Dataset excerpt:
┌──
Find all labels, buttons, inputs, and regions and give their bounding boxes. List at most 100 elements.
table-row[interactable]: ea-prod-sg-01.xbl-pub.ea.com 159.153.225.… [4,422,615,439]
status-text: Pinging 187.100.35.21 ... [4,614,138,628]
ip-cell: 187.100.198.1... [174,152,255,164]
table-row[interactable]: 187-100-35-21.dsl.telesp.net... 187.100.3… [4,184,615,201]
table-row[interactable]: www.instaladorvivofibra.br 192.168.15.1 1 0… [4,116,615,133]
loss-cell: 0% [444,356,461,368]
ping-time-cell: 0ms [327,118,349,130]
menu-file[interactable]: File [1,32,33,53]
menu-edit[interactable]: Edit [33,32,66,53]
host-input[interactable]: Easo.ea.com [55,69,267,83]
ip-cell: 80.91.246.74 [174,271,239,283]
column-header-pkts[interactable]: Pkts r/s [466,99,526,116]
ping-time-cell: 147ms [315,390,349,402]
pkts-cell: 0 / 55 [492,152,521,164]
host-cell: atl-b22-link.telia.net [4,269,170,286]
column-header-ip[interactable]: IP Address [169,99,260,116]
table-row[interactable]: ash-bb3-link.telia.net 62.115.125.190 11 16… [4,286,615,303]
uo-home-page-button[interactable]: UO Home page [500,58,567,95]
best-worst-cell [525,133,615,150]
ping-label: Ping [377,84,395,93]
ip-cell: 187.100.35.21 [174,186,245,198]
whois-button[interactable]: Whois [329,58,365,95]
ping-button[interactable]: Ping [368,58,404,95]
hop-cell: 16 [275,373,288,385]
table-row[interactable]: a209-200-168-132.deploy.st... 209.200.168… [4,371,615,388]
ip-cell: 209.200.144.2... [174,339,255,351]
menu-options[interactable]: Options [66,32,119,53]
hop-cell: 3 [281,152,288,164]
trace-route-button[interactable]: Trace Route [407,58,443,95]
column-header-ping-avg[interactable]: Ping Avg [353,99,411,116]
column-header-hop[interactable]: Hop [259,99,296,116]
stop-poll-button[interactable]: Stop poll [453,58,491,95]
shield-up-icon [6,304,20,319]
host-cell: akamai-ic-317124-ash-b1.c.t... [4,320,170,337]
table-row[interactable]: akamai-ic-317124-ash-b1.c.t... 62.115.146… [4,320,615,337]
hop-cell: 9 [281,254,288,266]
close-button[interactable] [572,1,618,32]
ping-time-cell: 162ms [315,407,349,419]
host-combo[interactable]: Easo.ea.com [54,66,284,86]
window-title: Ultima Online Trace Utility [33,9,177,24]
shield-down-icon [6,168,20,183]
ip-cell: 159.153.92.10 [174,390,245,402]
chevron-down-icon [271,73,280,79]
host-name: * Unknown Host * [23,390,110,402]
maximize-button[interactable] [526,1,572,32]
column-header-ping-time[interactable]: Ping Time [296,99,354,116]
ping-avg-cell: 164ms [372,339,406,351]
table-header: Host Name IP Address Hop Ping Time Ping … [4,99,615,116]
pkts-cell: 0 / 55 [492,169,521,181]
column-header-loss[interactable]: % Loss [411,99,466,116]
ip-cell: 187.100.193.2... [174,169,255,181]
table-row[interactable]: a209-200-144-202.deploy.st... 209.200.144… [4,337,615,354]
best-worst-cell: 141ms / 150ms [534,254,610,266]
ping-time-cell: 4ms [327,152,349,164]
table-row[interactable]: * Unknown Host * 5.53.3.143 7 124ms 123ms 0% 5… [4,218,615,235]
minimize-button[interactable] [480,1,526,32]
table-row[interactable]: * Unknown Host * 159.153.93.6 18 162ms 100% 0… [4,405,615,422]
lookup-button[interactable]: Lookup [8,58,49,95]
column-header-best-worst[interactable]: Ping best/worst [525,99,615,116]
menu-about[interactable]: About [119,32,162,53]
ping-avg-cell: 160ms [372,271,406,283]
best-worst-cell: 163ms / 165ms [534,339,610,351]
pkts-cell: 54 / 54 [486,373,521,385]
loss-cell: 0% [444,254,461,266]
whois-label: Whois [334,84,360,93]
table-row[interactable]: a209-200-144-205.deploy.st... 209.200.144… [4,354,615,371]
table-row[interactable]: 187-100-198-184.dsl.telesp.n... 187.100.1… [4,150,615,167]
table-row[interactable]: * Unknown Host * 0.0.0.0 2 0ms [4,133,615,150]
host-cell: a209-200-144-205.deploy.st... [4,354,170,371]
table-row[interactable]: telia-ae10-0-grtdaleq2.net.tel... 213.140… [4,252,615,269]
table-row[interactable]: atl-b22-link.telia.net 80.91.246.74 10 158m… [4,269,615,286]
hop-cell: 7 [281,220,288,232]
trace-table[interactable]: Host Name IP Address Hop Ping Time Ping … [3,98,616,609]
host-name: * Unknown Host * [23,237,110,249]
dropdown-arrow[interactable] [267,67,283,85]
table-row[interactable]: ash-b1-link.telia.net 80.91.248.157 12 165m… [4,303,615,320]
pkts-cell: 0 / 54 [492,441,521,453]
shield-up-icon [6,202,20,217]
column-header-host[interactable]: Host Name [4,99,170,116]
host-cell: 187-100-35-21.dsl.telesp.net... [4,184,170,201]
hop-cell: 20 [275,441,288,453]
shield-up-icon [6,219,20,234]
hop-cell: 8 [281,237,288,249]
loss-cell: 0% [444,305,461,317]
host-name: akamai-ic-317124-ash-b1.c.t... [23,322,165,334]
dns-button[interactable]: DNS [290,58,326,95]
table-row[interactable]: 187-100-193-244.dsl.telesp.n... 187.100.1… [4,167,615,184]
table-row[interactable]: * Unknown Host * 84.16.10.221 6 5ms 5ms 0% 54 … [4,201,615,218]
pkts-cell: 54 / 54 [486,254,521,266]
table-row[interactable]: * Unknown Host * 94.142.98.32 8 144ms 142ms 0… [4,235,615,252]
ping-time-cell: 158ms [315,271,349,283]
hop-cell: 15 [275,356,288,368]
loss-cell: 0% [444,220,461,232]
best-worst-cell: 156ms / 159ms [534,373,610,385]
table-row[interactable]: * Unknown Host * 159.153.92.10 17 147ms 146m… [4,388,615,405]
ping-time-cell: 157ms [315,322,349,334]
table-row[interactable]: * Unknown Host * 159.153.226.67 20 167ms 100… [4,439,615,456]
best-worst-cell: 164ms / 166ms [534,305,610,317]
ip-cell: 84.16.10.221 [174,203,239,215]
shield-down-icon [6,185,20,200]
└──
Rewrite the stretch from the start of the material through the line containing "shield-up-icon [6,304,20,319]", replacing "Trace Route" with "Traceroute" and leaving everything else unchanged.

Finished exercise:
Find all labels, buttons, inputs, and regions and give their bounding boxes. List at most 100 elements.
table-row[interactable]: ea-prod-sg-01.xbl-pub.ea.com 159.153.225.… [4,422,615,439]
status-text: Pinging 187.100.35.21 ... [4,614,138,628]
ip-cell: 187.100.198.1... [174,152,255,164]
table-row[interactable]: 187-100-35-21.dsl.telesp.net... 187.100.3… [4,184,615,201]
table-row[interactable]: www.instaladorvivofibra.br 192.168.15.1 1 0… [4,116,615,133]
loss-cell: 0% [444,356,461,368]
ping-time-cell: 0ms [327,118,349,130]
menu-file[interactable]: File [1,32,33,53]
menu-edit[interactable]: Edit [33,32,66,53]
host-input[interactable]: Easo.ea.com [55,69,267,83]
ip-cell: 80.91.246.74 [174,271,239,283]
column-header-pkts[interactable]: Pkts r/s [466,99,526,116]
ping-time-cell: 147ms [315,390,349,402]
pkts-cell: 0 / 55 [492,152,521,164]
host-cell: atl-b22-link.telia.net [4,269,170,286]
column-header-ip[interactable]: IP Address [169,99,260,116]
table-row[interactable]: ash-bb3-link.telia.net 62.115.125.190 11 16… [4,286,615,303]
uo-home-page-button[interactable]: UO Home page [500,58,567,95]
best-worst-cell [525,133,615,150]
ping-label: Ping [377,84,395,93]
ip-cell: 187.100.35.21 [174,186,245,198]
whois-button[interactable]: Whois [329,58,365,95]
ping-button[interactable]: Ping [368,58,404,95]
hop-cell: 16 [275,373,288,385]
table-row[interactable]: a209-200-168-132.deploy.st... 209.200.168… [4,371,615,388]
ip-cell: 209.200.144.2... [174,339,255,351]
menu-options[interactable]: Options [66,32,119,53]
hop-cell: 3 [281,152,288,164]
trace-route-button[interactable]: Traceroute [407,58,443,95]
column-header-ping-avg[interactable]: Ping Avg [353,99,411,116]
column-header-hop[interactable]: Hop [259,99,296,116]
stop-poll-button[interactable]: Stop poll [453,58,491,95]
shield-up-icon [6,304,20,319]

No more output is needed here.